In the entries below, find the line containing "Type out the text in this image.". Copy it and all lines after it, exactly, through the end.

* BEGIN SOURCE MATERIAL *

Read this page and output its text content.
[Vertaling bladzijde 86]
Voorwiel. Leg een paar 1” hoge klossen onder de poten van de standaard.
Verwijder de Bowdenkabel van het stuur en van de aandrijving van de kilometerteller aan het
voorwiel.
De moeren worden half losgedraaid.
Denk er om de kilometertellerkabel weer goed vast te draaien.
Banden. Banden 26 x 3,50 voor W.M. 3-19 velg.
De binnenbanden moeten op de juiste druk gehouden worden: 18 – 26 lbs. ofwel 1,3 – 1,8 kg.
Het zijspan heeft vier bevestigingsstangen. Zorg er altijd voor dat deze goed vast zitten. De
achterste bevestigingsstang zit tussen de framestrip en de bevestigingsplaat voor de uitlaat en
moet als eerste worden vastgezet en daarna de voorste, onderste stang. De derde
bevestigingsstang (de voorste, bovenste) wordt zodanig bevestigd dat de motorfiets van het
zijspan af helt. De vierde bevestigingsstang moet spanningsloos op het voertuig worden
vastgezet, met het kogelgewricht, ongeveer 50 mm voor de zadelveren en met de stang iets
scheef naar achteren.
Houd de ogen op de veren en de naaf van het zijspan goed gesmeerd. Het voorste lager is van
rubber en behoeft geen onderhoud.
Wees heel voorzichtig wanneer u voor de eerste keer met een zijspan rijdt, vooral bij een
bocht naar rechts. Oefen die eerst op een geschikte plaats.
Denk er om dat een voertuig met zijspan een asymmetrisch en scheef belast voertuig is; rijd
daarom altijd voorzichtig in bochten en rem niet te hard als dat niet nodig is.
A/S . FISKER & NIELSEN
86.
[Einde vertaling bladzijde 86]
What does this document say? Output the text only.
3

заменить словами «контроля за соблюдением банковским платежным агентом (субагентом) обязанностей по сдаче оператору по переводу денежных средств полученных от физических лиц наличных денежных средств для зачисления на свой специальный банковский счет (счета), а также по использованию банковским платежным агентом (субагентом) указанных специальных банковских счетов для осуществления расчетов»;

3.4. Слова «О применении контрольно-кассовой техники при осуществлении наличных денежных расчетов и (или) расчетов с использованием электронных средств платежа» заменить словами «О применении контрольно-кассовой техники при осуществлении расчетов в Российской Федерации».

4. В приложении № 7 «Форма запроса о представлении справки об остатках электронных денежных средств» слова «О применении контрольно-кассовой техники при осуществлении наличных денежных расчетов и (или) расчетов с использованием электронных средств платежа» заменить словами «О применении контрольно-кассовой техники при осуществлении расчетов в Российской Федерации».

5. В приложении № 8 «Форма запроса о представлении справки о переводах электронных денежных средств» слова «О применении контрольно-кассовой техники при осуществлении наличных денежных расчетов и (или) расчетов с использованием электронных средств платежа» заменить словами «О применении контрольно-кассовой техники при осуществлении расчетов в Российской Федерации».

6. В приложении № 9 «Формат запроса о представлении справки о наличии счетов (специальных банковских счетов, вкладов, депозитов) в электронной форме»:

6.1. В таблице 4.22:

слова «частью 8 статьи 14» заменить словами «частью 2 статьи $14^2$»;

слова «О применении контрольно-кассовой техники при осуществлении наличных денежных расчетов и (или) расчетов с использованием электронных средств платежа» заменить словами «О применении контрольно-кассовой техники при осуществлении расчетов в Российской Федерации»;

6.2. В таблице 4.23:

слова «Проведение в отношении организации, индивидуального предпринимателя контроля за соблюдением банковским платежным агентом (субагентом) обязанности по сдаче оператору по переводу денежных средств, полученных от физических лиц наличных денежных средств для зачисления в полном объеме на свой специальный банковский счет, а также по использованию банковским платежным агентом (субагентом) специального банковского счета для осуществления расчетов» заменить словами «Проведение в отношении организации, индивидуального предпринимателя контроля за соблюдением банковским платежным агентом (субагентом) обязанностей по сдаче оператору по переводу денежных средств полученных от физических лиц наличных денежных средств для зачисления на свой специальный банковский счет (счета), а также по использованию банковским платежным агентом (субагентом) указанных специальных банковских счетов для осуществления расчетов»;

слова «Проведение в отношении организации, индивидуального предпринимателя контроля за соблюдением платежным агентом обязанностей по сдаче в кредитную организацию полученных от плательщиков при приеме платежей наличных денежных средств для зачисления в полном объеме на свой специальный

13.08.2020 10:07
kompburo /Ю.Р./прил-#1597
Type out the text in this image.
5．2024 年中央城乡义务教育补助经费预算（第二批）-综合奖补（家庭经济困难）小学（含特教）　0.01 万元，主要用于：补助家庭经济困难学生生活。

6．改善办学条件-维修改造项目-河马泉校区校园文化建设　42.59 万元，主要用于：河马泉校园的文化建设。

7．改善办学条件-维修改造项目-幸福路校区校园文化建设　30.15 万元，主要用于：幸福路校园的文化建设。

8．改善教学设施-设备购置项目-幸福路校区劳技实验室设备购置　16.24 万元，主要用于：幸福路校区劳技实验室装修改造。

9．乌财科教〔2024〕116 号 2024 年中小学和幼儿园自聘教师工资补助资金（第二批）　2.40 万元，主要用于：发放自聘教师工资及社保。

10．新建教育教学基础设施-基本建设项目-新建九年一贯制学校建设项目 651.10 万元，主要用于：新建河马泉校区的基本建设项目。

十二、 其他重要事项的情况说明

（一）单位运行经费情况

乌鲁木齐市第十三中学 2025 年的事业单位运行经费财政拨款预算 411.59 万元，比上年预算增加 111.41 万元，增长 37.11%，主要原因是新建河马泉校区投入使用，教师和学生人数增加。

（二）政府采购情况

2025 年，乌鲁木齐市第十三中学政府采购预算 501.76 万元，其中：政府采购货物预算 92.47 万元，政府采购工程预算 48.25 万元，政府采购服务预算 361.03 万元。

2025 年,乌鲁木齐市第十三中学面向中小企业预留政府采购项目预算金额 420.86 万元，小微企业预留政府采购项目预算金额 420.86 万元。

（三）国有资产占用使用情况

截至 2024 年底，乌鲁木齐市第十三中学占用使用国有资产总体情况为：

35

* END SOURCE MATERIAL *

*FINAL RESULT:*
Type out the text in this image.
5．2024 年中央城乡义务教育补助经费预算（第二批）-综合奖补（家庭经济困难）小学（含特教）　0.01 万元，主要用于：补助家庭经济困难学生生活。

6．改善办学条件-维修改造项目-河马泉校区校园文化建设　42.59 万元，主要用于：河马泉校园的文化建设。

7．改善办学条件-维修改造项目-幸福路校区校园文化建设　30.15 万元，主要用于：幸福路校园的文化建设。

8．改善教学设施-设备购置项目-幸福路校区劳技实验室设备购置　16.24 万元，主要用于：幸福路校区劳技实验室装修改造。

9．乌财科教〔2024〕116 号 2024 年中小学和幼儿园自聘教师工资补助资金（第二批）　2.40 万元，主要用于：发放自聘教师工资及社保。

10．新建教育教学基础设施-基本建设项目-新建九年一贯制学校建设项目 651.10 万元，主要用于：新建河马泉校区的基本建设项目。

十二、 其他重要事项的情况说明

（一）单位运行经费情况

乌鲁木齐市第十三中学 2025 年的事业单位运行经费财政拨款预算 411.59 万元，比上年预算增加 111.41 万元，增长 37.11%，主要原因是新建河马泉校区投入使用，教师和学生人数增加。

（二）政府采购情况

2025 年，乌鲁木齐市第十三中学政府采购预算 501.76 万元，其中：政府采购货物预算 92.47 万元，政府采购工程预算 48.25 万元，政府采购服务预算 361.03 万元。

2025 年,乌鲁木齐市第十三中学面向中小企业预留政府采购项目预算金额 420.86 万元，小微企业预留政府采购项目预算金额 420.86 万元。

（三）国有资产占用使用情况

截至 2024 年底，乌鲁木齐市第十三中学占用使用国有资产总体情况为：

35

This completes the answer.